(Stored items)
------------------------

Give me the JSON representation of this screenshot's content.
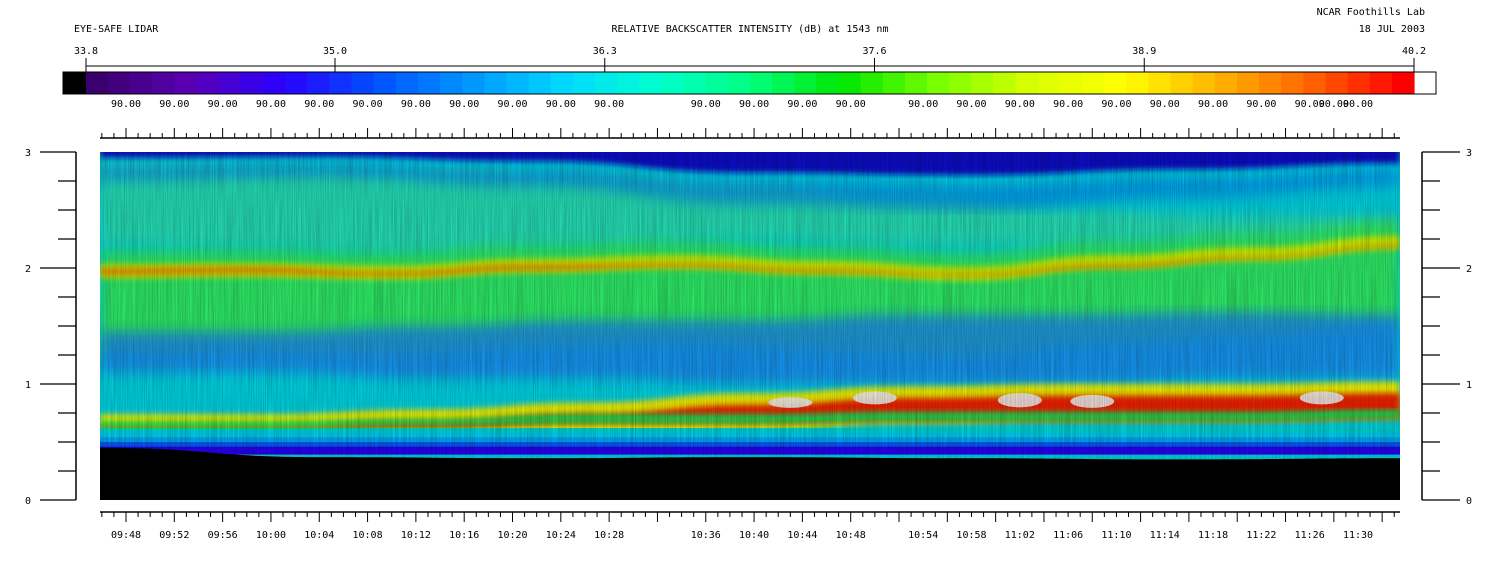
{
  "header": {
    "left_title": "EYE-SAFE LIDAR",
    "center_title": "RELATIVE BACKSCATTER INTENSITY (dB) at 1543 nm",
    "org": "NCAR Foothills Lab",
    "date": "18 JUL 2003"
  },
  "colorbar": {
    "ticks": [
      "33.8",
      "35.0",
      "36.3",
      "37.6",
      "38.9",
      "40.2"
    ],
    "range": [
      33.8,
      40.2
    ],
    "sub_labels": [
      "90.00",
      "90.00",
      "90.00",
      "90.00",
      "90.00",
      "90.00",
      "90.00",
      "90.00",
      "90.00",
      "90.00",
      "90.00",
      "90.00",
      "90.00",
      "90.00",
      "90.00",
      "90.00",
      "90.00",
      "90.00",
      "90.00",
      "90.00",
      "90.00",
      "90.00",
      "90.00",
      "90.00",
      "90.00",
      "90.00"
    ]
  },
  "chart_data": {
    "type": "heatmap",
    "title": "RELATIVE BACKSCATTER INTENSITY (dB) at 1543 nm",
    "xlabel": "",
    "ylabel": "",
    "x_tick_labels": [
      "09:48",
      "09:52",
      "09:56",
      "10:00",
      "10:04",
      "10:08",
      "10:12",
      "10:16",
      "10:20",
      "10:24",
      "10:28",
      "10:36",
      "10:40",
      "10:44",
      "10:48",
      "10:54",
      "10:58",
      "11:02",
      "11:06",
      "11:10",
      "11:14",
      "11:18",
      "11:22",
      "11:26",
      "11:30"
    ],
    "x_tick_minutes": [
      588,
      592,
      596,
      600,
      604,
      608,
      612,
      616,
      620,
      624,
      628,
      636,
      640,
      644,
      648,
      654,
      658,
      662,
      666,
      670,
      674,
      678,
      682,
      686,
      690
    ],
    "y_tick_labels": [
      "0",
      "1",
      "2",
      "3"
    ],
    "ylim": [
      0,
      3
    ],
    "value_range": [
      33.8,
      40.2
    ],
    "colormap": [
      "#000000",
      "#3a006e",
      "#5a00b4",
      "#2a00ff",
      "#0050ff",
      "#0096ff",
      "#00d8ff",
      "#00ffd0",
      "#00ff80",
      "#00e600",
      "#78ff00",
      "#d8ff00",
      "#ffff00",
      "#ffb400",
      "#ff6400",
      "#ff0000",
      "#ffffff"
    ],
    "layers": {
      "ground_height": [
        0.45,
        0.37,
        0.36,
        0.37,
        0.36,
        0.35,
        0.36
      ],
      "mixed_layer_top": [
        0.62,
        0.62,
        0.66,
        0.72,
        0.8,
        0.86,
        0.88,
        0.88,
        0.9
      ],
      "elevated_layer_height": [
        1.97,
        1.98,
        1.96,
        2.02,
        2.05,
        2.0,
        1.95,
        2.05,
        2.12,
        2.22
      ],
      "upper_blue_region_start_hhmm": "10:20"
    }
  }
}
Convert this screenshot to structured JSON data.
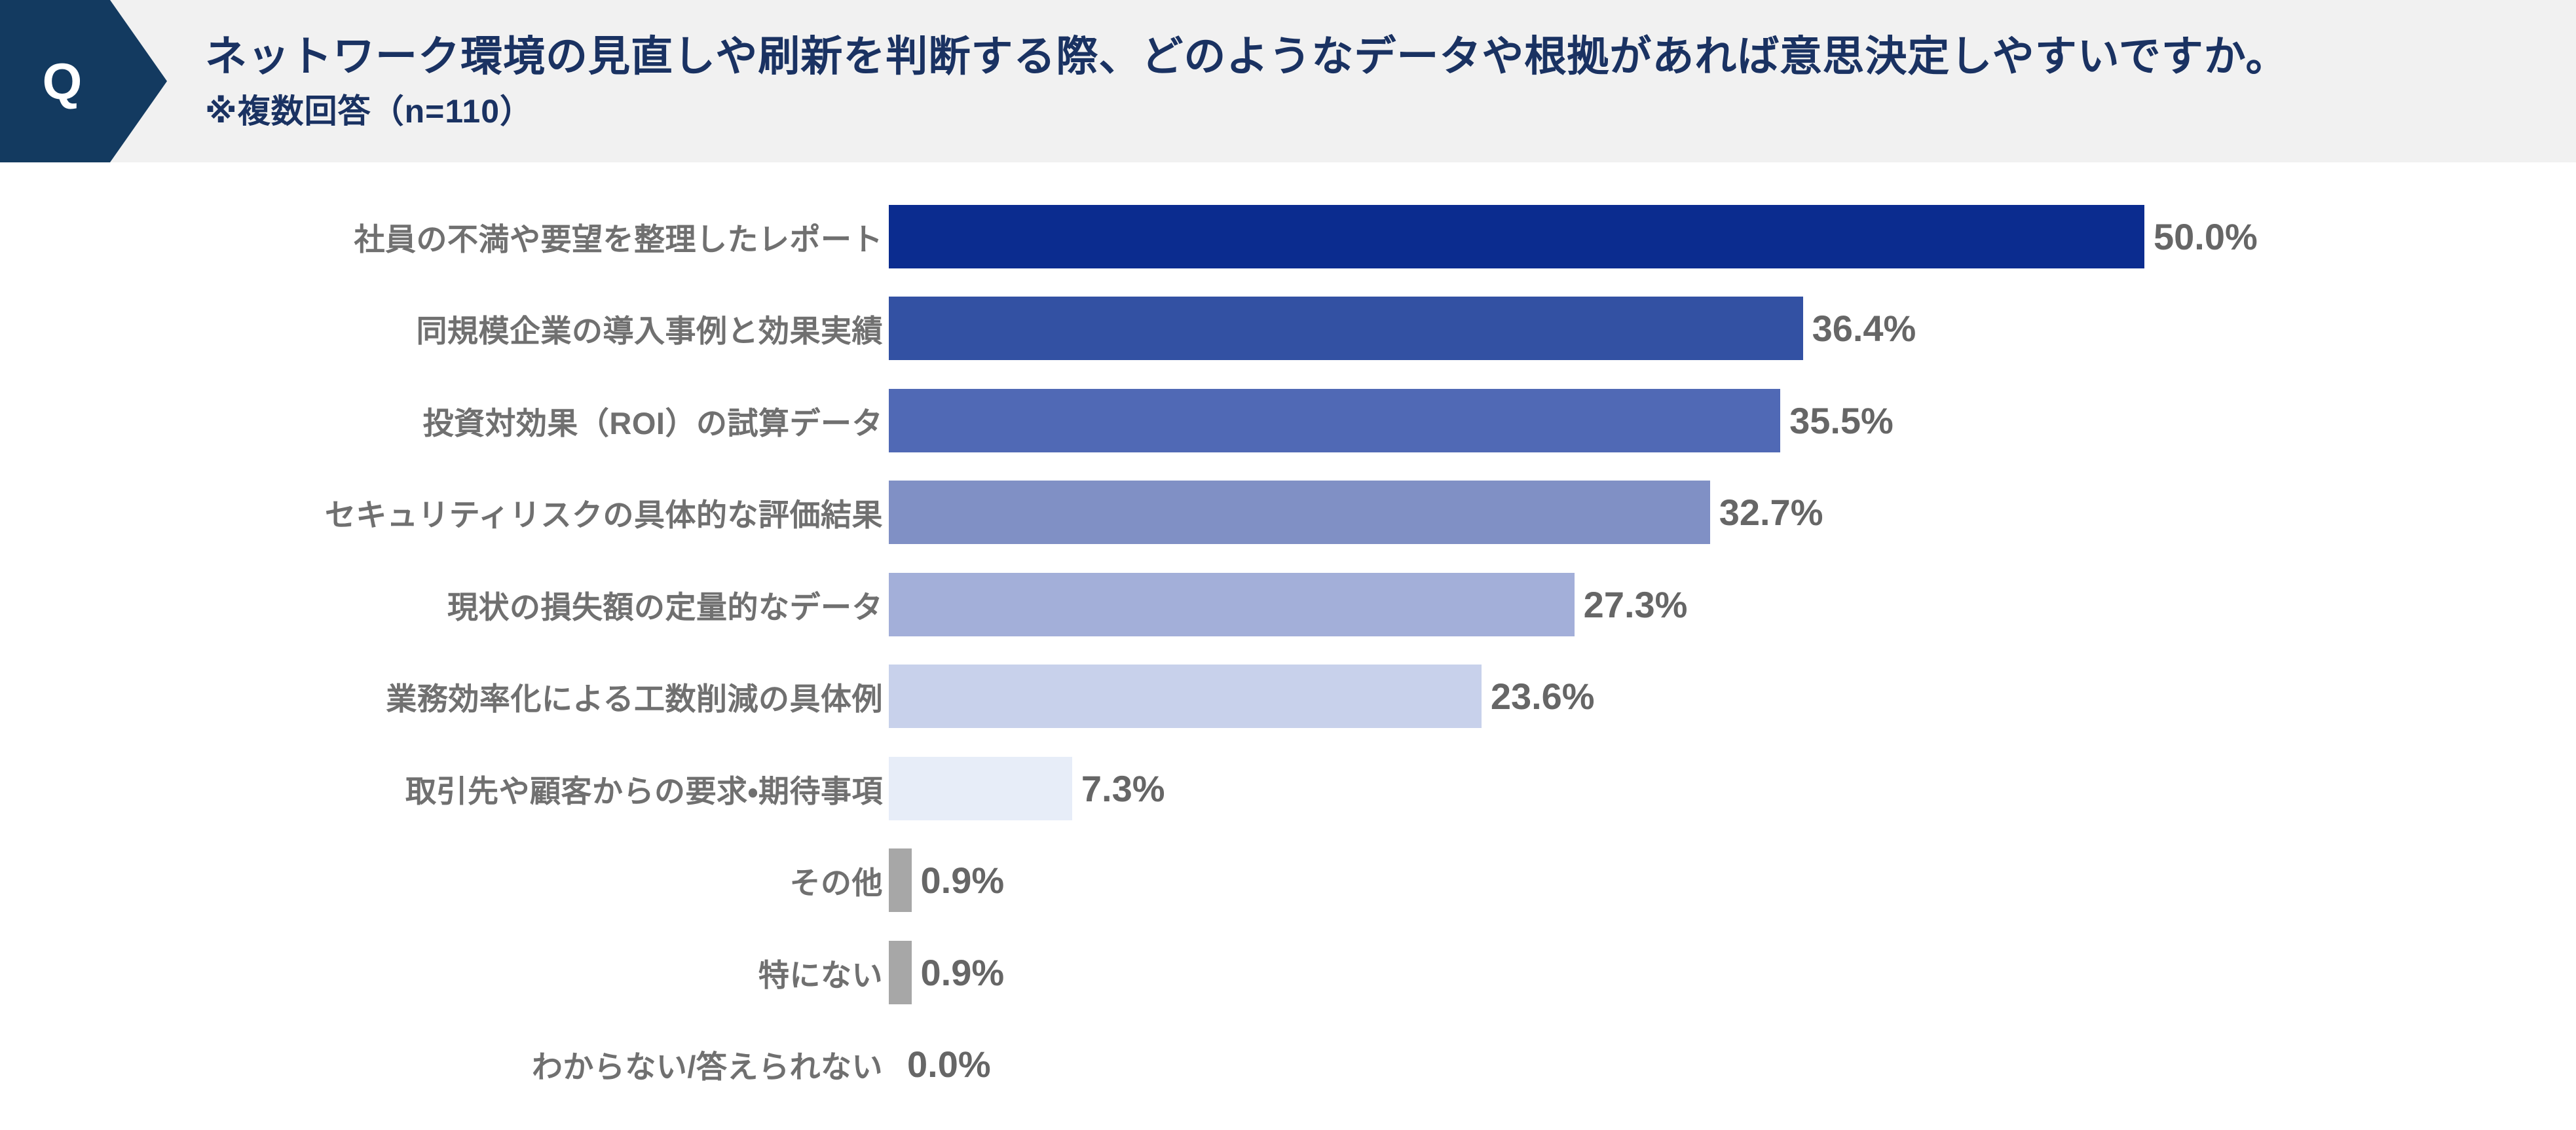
{
  "header": {
    "badge_label": "Q",
    "title": "ネットワーク環境の見直しや刷新を判断する際、どのようなデータや根拠があれば意思決定しやすいですか。",
    "note": "※複数回答（n=110）",
    "band_background": "#F1F1F1",
    "badge_color": "#133A60",
    "badge_text_color": "#FFFFFF",
    "title_color": "#1A3262"
  },
  "chart_data": {
    "type": "bar",
    "orientation": "horizontal",
    "title": "",
    "xlabel": "",
    "ylabel": "",
    "unit": "%",
    "sample_size": 110,
    "xlim": [
      0,
      67
    ],
    "grid": false,
    "legend": false,
    "categories": [
      "社員の不満や要望を整理したレポート",
      "同規模企業の導入事例と効果実績",
      "投資対効果（ROI）の試算データ",
      "セキュリティリスクの具体的な評価結果",
      "現状の損失額の定量的なデータ",
      "業務効率化による工数削減の具体例",
      "取引先や顧客からの要求・期待事項",
      "その他",
      "特にない",
      "わからない/答えられない"
    ],
    "values": [
      50.0,
      36.4,
      35.5,
      32.7,
      27.3,
      23.6,
      7.3,
      0.9,
      0.9,
      0.0
    ],
    "value_labels": [
      "50.0%",
      "36.4%",
      "35.5%",
      "32.7%",
      "27.3%",
      "23.6%",
      "7.3%",
      "0.9%",
      "0.9%",
      "0.0%"
    ],
    "bar_colors": [
      "#0B2C8F",
      "#3351A3",
      "#5069B5",
      "#8090C5",
      "#A3AFD9",
      "#C8D1EB",
      "#E7EDF8",
      "#A7A7A7",
      "#A7A7A7",
      "#A7A7A7"
    ],
    "category_label_color": "#707070",
    "value_label_color": "#666666"
  }
}
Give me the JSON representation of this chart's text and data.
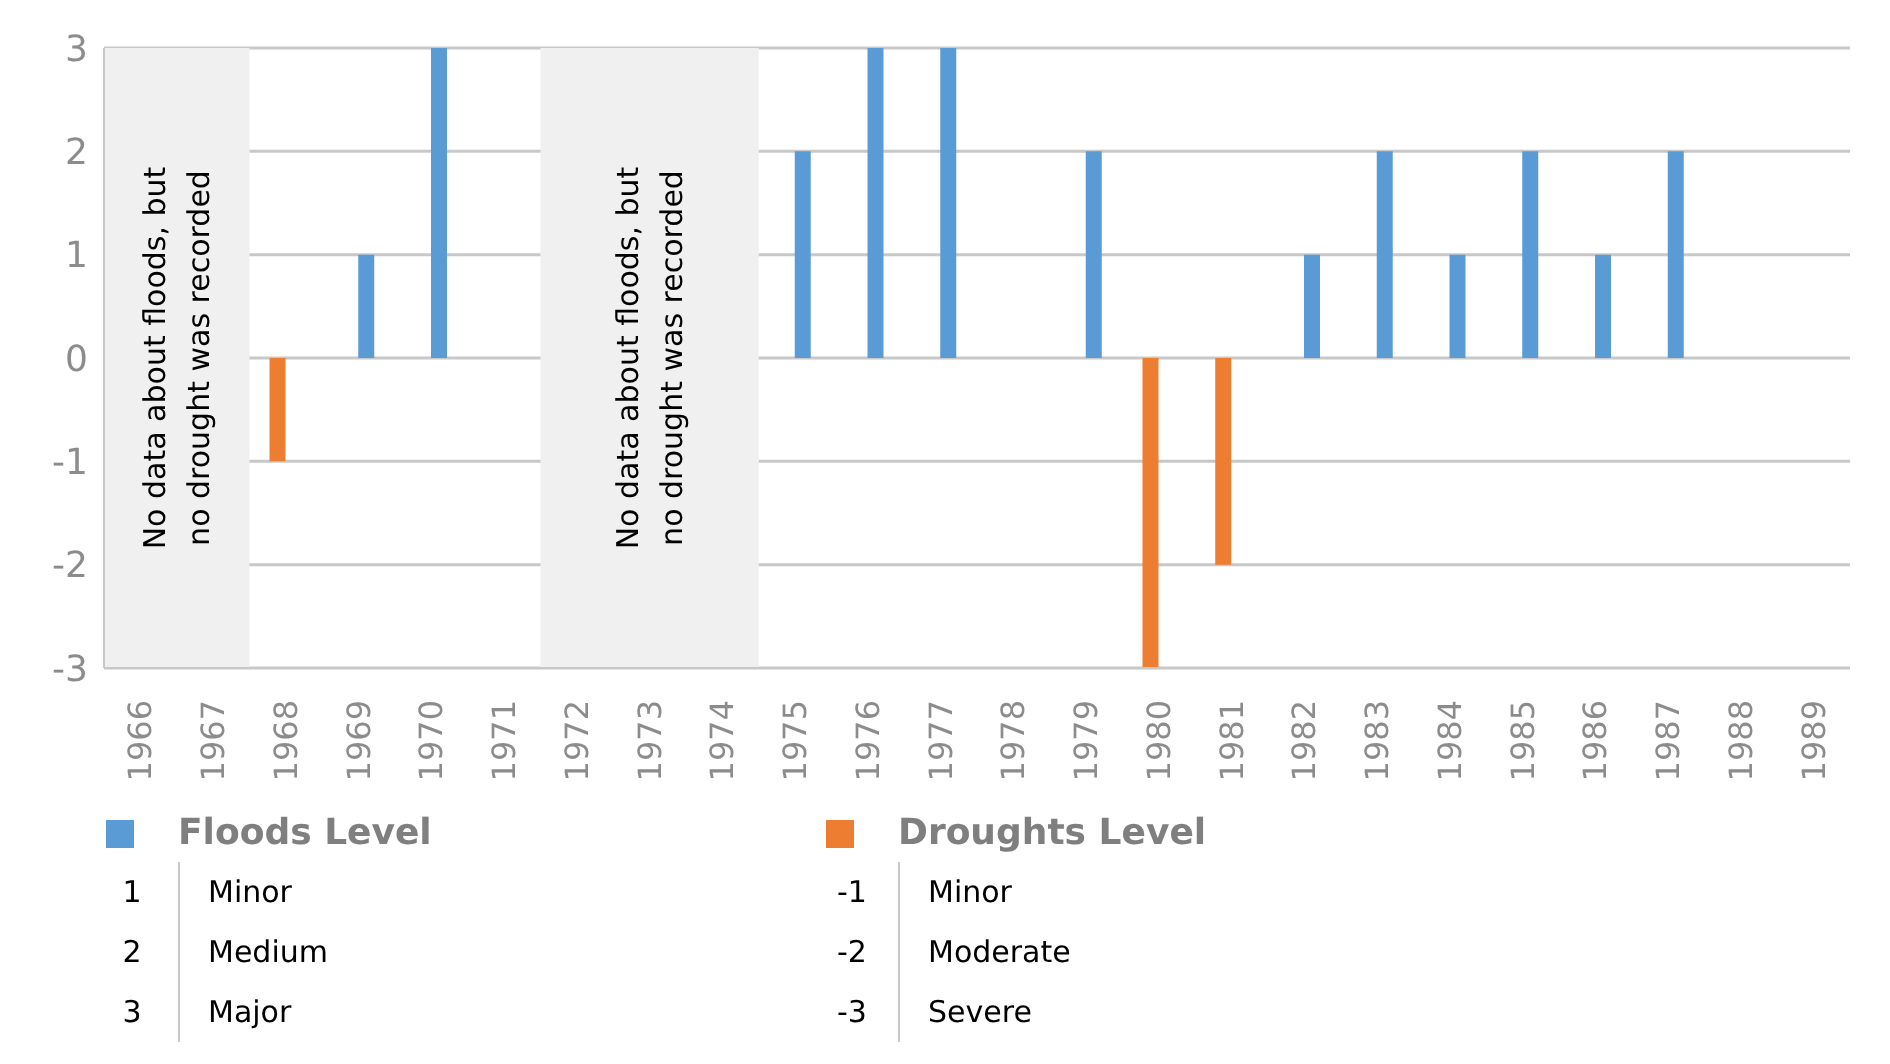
{
  "chart_data": {
    "type": "bar",
    "categories": [
      "1966",
      "1967",
      "1968",
      "1969",
      "1970",
      "1971",
      "1972",
      "1973",
      "1974",
      "1975",
      "1976",
      "1977",
      "1978",
      "1979",
      "1980",
      "1981",
      "1982",
      "1983",
      "1984",
      "1985",
      "1986",
      "1987",
      "1988",
      "1989"
    ],
    "series": [
      {
        "name": "Floods Level",
        "color": "#5b9bd5",
        "values": [
          null,
          null,
          null,
          1,
          3,
          null,
          null,
          null,
          null,
          2,
          3,
          3,
          null,
          2,
          null,
          null,
          1,
          2,
          1,
          2,
          1,
          2,
          null,
          null
        ]
      },
      {
        "name": "Droughts Level",
        "color": "#ed7d31",
        "values": [
          null,
          null,
          -1,
          null,
          null,
          null,
          null,
          null,
          null,
          null,
          null,
          null,
          null,
          null,
          -3,
          -2,
          null,
          null,
          null,
          null,
          null,
          null,
          null,
          null
        ]
      }
    ],
    "ylim": [
      -3,
      3
    ],
    "yticks": [
      -3,
      -2,
      -1,
      0,
      1,
      2,
      3
    ],
    "grid": "y",
    "legend": "bottom",
    "bands": [
      {
        "axis": "x",
        "from": "1966",
        "to": "1967",
        "label": "No data about floods, but no drought was recorded",
        "color": "#f0f0f0"
      },
      {
        "axis": "x",
        "from": "1972",
        "to": "1974",
        "label": "No  data about floods, but no drought was recorded",
        "color": "#f0f0f0"
      }
    ],
    "annotations": [
      "1 Minor",
      "2 Medium",
      "3 Major",
      "-1 Minor",
      "-2 Moderate",
      "-3 Severe"
    ]
  }
}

------------------------

- [STATED TASK]:
Copy all lines from the material that hold "INTENSITY".

- [PROBLEM SOLUTION]:
    "center_title": "RELATIVE BACKSCATTER INTENSITY (dB) at 1543 nm",
    "title": "RELATIVE BACKSCATTER INTENSITY (dB) at 1543 nm",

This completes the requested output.